**TASK OBJECTIVE**:
Copy every line from the data below in which the string "linear" can be found.

— Begin GIVEN RECORDS —

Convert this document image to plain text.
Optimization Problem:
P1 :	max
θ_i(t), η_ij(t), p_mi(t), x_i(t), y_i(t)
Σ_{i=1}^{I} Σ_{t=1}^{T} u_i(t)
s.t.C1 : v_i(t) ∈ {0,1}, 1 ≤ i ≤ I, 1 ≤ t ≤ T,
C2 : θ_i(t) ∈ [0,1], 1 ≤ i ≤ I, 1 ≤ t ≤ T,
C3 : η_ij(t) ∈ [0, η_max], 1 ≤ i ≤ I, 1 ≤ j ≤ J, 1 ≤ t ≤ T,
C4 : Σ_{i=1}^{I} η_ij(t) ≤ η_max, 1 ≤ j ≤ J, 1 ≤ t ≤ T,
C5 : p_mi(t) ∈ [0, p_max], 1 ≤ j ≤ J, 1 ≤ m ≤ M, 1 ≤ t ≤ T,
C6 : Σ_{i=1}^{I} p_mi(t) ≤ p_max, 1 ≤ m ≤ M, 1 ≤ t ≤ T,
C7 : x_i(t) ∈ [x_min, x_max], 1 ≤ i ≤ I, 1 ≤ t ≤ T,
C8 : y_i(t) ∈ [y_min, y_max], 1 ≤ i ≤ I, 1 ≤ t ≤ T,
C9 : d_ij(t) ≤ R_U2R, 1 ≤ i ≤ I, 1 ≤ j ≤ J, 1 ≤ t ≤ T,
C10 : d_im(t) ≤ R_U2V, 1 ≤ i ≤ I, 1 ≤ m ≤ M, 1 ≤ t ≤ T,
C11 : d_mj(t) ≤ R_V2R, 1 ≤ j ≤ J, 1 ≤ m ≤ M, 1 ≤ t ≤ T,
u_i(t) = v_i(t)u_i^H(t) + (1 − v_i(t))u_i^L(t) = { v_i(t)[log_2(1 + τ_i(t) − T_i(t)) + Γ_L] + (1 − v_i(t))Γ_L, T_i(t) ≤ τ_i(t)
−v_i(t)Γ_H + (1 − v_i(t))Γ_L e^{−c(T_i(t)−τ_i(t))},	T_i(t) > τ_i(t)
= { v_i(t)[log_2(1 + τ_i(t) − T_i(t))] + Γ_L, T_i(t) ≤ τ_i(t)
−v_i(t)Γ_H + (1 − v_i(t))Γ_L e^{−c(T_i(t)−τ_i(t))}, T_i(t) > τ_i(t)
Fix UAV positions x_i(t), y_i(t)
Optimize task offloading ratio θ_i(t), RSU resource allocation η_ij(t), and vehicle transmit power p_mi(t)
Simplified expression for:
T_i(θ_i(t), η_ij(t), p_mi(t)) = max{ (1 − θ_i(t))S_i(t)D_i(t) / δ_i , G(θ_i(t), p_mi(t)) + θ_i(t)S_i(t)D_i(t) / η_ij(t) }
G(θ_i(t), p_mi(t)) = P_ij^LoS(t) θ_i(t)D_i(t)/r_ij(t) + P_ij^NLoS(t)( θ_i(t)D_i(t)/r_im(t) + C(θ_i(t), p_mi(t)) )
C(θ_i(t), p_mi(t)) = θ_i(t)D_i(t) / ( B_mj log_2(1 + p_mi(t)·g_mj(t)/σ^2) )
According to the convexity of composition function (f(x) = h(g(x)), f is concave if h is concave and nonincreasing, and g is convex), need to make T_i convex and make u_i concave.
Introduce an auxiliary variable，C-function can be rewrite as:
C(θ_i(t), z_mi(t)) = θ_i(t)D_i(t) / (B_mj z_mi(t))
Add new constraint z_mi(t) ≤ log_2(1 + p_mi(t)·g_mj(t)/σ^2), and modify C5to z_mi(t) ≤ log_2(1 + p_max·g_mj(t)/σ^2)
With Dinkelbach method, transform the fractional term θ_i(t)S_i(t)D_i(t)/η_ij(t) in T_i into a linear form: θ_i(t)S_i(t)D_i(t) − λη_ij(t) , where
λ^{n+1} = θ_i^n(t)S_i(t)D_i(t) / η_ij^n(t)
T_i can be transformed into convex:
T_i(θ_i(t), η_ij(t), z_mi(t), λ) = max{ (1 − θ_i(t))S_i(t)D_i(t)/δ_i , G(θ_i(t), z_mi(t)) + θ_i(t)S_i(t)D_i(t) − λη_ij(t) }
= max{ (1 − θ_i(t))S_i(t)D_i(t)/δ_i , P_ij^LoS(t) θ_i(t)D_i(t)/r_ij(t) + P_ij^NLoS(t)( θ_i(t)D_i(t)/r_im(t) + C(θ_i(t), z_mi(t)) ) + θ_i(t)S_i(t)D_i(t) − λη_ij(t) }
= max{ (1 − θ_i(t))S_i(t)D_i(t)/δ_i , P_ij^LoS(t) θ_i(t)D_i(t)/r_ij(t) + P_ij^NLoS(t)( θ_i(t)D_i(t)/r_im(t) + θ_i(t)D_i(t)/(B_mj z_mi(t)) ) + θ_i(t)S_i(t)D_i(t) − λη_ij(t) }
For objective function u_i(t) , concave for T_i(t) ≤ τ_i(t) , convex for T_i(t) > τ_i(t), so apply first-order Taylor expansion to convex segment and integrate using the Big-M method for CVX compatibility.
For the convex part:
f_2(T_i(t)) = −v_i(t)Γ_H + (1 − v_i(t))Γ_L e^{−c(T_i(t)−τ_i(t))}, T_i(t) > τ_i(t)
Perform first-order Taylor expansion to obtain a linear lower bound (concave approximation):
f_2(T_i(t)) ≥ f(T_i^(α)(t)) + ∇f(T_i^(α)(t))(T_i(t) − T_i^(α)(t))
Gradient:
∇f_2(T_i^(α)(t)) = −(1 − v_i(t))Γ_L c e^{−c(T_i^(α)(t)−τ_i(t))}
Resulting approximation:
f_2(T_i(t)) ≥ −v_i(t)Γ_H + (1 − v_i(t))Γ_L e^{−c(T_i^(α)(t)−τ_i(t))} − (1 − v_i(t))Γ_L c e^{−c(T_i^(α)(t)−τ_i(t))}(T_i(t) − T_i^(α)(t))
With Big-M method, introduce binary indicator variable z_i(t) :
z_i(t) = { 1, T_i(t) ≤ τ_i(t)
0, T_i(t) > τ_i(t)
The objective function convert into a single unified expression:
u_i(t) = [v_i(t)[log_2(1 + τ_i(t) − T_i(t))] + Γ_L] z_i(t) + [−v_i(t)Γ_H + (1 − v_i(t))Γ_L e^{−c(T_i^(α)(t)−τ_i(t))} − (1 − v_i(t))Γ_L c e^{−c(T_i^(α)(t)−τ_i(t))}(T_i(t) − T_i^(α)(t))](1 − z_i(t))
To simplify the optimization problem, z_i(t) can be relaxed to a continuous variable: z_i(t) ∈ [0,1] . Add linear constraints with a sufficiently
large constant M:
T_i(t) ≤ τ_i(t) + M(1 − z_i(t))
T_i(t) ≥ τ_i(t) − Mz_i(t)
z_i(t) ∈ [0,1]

— End GIVEN RECORDS —

**RIGHT ANSWER**:
With Dinkelbach method, transform the fractional term θ_i(t)S_i(t)D_i(t)/η_ij(t) in T_i into a linear form: θ_i(t)S_i(t)D_i(t) − λη_ij(t) , where
Perform first-order Taylor expansion to obtain a linear lower bound (concave approximation):
To simplify the optimization problem, z_i(t) can be relaxed to a continuous variable: z_i(t) ∈ [0,1] . Add linear constraints with a sufficiently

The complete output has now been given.